Element position data:
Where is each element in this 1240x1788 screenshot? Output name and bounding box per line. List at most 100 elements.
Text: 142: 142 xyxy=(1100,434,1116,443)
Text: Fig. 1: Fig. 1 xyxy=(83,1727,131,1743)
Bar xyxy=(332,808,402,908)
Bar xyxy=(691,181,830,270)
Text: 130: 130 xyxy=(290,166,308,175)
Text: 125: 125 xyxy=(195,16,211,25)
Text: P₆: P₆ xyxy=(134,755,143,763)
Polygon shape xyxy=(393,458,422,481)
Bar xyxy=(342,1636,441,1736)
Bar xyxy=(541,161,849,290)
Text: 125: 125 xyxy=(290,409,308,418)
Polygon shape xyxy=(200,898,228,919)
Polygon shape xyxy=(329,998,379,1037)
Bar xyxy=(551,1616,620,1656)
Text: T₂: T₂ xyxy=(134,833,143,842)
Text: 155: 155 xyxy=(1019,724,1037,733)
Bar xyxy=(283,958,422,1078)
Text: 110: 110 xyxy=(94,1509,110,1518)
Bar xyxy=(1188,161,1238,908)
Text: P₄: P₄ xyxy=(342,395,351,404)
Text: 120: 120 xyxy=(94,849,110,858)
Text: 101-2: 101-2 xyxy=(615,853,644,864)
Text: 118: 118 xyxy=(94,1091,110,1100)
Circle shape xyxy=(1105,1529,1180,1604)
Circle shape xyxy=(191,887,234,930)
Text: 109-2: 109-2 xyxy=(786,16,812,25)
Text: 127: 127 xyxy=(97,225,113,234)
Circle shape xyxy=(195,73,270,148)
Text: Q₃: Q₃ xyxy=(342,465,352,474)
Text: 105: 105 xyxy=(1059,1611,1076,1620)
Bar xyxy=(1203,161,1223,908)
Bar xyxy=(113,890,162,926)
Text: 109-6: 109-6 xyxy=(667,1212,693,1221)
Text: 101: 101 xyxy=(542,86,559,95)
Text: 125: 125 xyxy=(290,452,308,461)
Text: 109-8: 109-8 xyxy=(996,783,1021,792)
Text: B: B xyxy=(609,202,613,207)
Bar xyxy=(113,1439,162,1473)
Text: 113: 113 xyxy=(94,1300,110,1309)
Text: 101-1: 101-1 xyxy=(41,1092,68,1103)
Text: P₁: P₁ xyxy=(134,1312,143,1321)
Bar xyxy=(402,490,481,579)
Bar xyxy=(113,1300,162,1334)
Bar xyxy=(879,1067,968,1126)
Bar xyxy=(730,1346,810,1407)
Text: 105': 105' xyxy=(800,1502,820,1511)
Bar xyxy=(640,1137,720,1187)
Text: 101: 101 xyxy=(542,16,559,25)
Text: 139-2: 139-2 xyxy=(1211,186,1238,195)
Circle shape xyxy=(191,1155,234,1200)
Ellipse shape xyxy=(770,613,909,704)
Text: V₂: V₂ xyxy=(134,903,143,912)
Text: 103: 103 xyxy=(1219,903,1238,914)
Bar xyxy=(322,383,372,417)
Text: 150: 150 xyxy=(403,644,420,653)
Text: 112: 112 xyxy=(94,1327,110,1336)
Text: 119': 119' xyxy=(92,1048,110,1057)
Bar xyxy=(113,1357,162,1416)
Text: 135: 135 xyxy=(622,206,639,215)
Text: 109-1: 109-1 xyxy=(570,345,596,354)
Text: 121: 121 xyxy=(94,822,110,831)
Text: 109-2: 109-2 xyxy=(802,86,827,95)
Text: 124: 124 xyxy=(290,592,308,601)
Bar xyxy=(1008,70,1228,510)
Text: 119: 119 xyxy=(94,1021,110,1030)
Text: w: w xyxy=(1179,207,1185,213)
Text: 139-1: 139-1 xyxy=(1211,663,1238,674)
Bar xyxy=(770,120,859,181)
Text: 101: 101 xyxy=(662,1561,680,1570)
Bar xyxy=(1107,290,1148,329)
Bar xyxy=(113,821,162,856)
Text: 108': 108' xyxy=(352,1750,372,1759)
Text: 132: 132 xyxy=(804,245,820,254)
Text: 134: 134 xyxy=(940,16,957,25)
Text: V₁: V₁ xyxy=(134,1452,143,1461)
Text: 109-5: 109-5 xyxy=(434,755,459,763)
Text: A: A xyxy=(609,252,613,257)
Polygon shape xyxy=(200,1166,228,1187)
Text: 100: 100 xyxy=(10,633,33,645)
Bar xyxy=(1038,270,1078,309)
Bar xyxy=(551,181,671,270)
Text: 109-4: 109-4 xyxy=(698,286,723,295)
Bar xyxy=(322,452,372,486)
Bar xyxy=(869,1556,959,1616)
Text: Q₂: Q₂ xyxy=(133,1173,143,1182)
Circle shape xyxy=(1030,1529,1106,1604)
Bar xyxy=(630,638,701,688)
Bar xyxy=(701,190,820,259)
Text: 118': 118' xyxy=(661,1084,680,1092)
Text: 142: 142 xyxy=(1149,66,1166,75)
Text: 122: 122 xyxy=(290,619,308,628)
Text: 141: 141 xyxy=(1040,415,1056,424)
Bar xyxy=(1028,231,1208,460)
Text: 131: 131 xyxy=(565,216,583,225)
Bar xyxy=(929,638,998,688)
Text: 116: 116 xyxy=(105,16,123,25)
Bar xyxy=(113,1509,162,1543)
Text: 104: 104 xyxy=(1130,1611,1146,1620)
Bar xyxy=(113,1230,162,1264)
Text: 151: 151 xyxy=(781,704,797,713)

### [What the task asks]
Copy the listing above line by line, with no changes.

### [Response]
Where is each element in this 1240x1788 screenshot? Output name and bounding box per line. List at most 100 elements.
Text: 142: 142 xyxy=(1100,434,1116,443)
Text: Fig. 1: Fig. 1 xyxy=(83,1727,131,1743)
Bar xyxy=(332,808,402,908)
Bar xyxy=(691,181,830,270)
Text: 130: 130 xyxy=(290,166,308,175)
Text: 125: 125 xyxy=(195,16,211,25)
Text: P₆: P₆ xyxy=(134,755,143,763)
Polygon shape xyxy=(393,458,422,481)
Bar xyxy=(342,1636,441,1736)
Bar xyxy=(541,161,849,290)
Text: 125: 125 xyxy=(290,409,308,418)
Polygon shape xyxy=(200,898,228,919)
Polygon shape xyxy=(329,998,379,1037)
Bar xyxy=(551,1616,620,1656)
Text: T₂: T₂ xyxy=(134,833,143,842)
Text: 155: 155 xyxy=(1019,724,1037,733)
Bar xyxy=(283,958,422,1078)
Text: 110: 110 xyxy=(94,1509,110,1518)
Bar xyxy=(1188,161,1238,908)
Text: P₄: P₄ xyxy=(342,395,351,404)
Text: 120: 120 xyxy=(94,849,110,858)
Text: 101-2: 101-2 xyxy=(615,853,644,864)
Text: 118: 118 xyxy=(94,1091,110,1100)
Circle shape xyxy=(1105,1529,1180,1604)
Circle shape xyxy=(191,887,234,930)
Text: 109-2: 109-2 xyxy=(786,16,812,25)
Text: 127: 127 xyxy=(97,225,113,234)
Circle shape xyxy=(195,73,270,148)
Text: Q₃: Q₃ xyxy=(342,465,352,474)
Text: 105: 105 xyxy=(1059,1611,1076,1620)
Bar xyxy=(1203,161,1223,908)
Bar xyxy=(113,890,162,926)
Text: 109-6: 109-6 xyxy=(667,1212,693,1221)
Text: 101: 101 xyxy=(542,86,559,95)
Text: 125: 125 xyxy=(290,452,308,461)
Text: 109-8: 109-8 xyxy=(996,783,1021,792)
Text: B: B xyxy=(609,202,613,207)
Bar xyxy=(113,1439,162,1473)
Text: 113: 113 xyxy=(94,1300,110,1309)
Text: 101-1: 101-1 xyxy=(41,1092,68,1103)
Text: P₁: P₁ xyxy=(134,1312,143,1321)
Bar xyxy=(402,490,481,579)
Bar xyxy=(113,1300,162,1334)
Bar xyxy=(879,1067,968,1126)
Bar xyxy=(730,1346,810,1407)
Text: 105': 105' xyxy=(800,1502,820,1511)
Bar xyxy=(640,1137,720,1187)
Text: 101: 101 xyxy=(542,16,559,25)
Text: 139-2: 139-2 xyxy=(1211,186,1238,195)
Circle shape xyxy=(191,1155,234,1200)
Ellipse shape xyxy=(770,613,909,704)
Text: V₂: V₂ xyxy=(134,903,143,912)
Text: 103: 103 xyxy=(1219,903,1238,914)
Bar xyxy=(322,383,372,417)
Text: 150: 150 xyxy=(403,644,420,653)
Text: 112: 112 xyxy=(94,1327,110,1336)
Text: 119': 119' xyxy=(92,1048,110,1057)
Bar xyxy=(113,1357,162,1416)
Text: 135: 135 xyxy=(622,206,639,215)
Text: 109-1: 109-1 xyxy=(570,345,596,354)
Text: 121: 121 xyxy=(94,822,110,831)
Text: 109-2: 109-2 xyxy=(802,86,827,95)
Text: 124: 124 xyxy=(290,592,308,601)
Bar xyxy=(1008,70,1228,510)
Text: 119: 119 xyxy=(94,1021,110,1030)
Text: w: w xyxy=(1179,207,1185,213)
Text: 139-1: 139-1 xyxy=(1211,663,1238,674)
Bar xyxy=(770,120,859,181)
Text: 101: 101 xyxy=(662,1561,680,1570)
Bar xyxy=(1107,290,1148,329)
Bar xyxy=(113,821,162,856)
Text: 108': 108' xyxy=(352,1750,372,1759)
Text: 132: 132 xyxy=(804,245,820,254)
Text: 134: 134 xyxy=(940,16,957,25)
Text: V₁: V₁ xyxy=(134,1452,143,1461)
Text: 109-5: 109-5 xyxy=(434,755,459,763)
Text: A: A xyxy=(609,252,613,257)
Polygon shape xyxy=(200,1166,228,1187)
Text: 100: 100 xyxy=(10,633,33,645)
Bar xyxy=(1038,270,1078,309)
Bar xyxy=(551,181,671,270)
Text: 109-4: 109-4 xyxy=(698,286,723,295)
Bar xyxy=(322,452,372,486)
Bar xyxy=(869,1556,959,1616)
Text: Q₂: Q₂ xyxy=(133,1173,143,1182)
Circle shape xyxy=(1030,1529,1106,1604)
Bar xyxy=(630,638,701,688)
Bar xyxy=(701,190,820,259)
Text: 118': 118' xyxy=(661,1084,680,1092)
Text: 142: 142 xyxy=(1149,66,1166,75)
Text: 122: 122 xyxy=(290,619,308,628)
Text: 141: 141 xyxy=(1040,415,1056,424)
Bar xyxy=(1028,231,1208,460)
Text: 131: 131 xyxy=(565,216,583,225)
Bar xyxy=(929,638,998,688)
Text: 116: 116 xyxy=(105,16,123,25)
Bar xyxy=(113,1509,162,1543)
Text: 104: 104 xyxy=(1130,1611,1146,1620)
Bar xyxy=(113,1230,162,1264)
Text: 151: 151 xyxy=(781,704,797,713)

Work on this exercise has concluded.